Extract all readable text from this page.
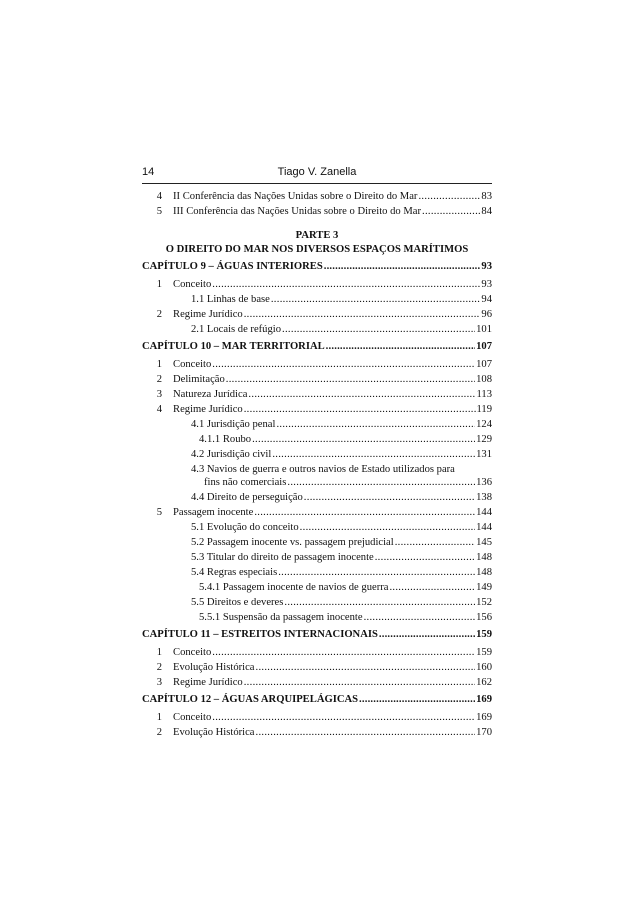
14	Tiago V. Zanella
4	II Conferência das Nações Unidas sobre o Direito do Mar .....	83
5	III Conferência das Nações Unidas sobre o Direito do Mar .....	84
PARTE 3
O DIREITO DO MAR NOS DIVERSOS ESPAÇOS MARÍTIMOS
CAPÍTULO 9 – ÁGUAS INTERIORES .....	93
1	Conceito .....	93
1.1 Linhas de base .....	94
2	Regime Jurídico .....	96
2.1 Locais de refúgio .....	101
CAPÍTULO 10 – MAR TERRITORIAL .....	107
1	Conceito .....	107
2	Delimitação .....	108
3	Natureza Jurídica .....	113
4	Regime Jurídico .....	119
4.1 Jurisdição penal .....	124
4.1.1 Roubo .....	129
4.2 Jurisdição civil .....	131
4.3 Navios de guerra e outros navios de Estado utilizados para
fins não comerciais .....	136
4.4 Direito de perseguição .....	138
5	Passagem inocente .....	144
5.1 Evolução do conceito .....	144
5.2 Passagem inocente vs. passagem prejudicial .....	145
5.3 Titular do direito de passagem inocente .....	148
5.4 Regras especiais .....	148
5.4.1 Passagem inocente de navios de guerra .....	149
5.5 Direitos e deveres .....	152
5.5.1 Suspensão da passagem inocente .....	156
CAPÍTULO 11 – ESTREITOS INTERNACIONAIS .....	159
1	Conceito .....	159
2	Evolução Histórica .....	160
3	Regime Jurídico .....	162
CAPÍTULO 12 – ÁGUAS ARQUIPELÁGICAS .....	169
1	Conceito .....	169
2	Evolução Histórica .....	170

+++++

◆ **Problem to solve**:
Where a line contains "Regime", copy that line.

◆ **Result below**:
2	Regime Jurídico .....	96
4	Regime Jurídico .....	119
3	Regime Jurídico .....	162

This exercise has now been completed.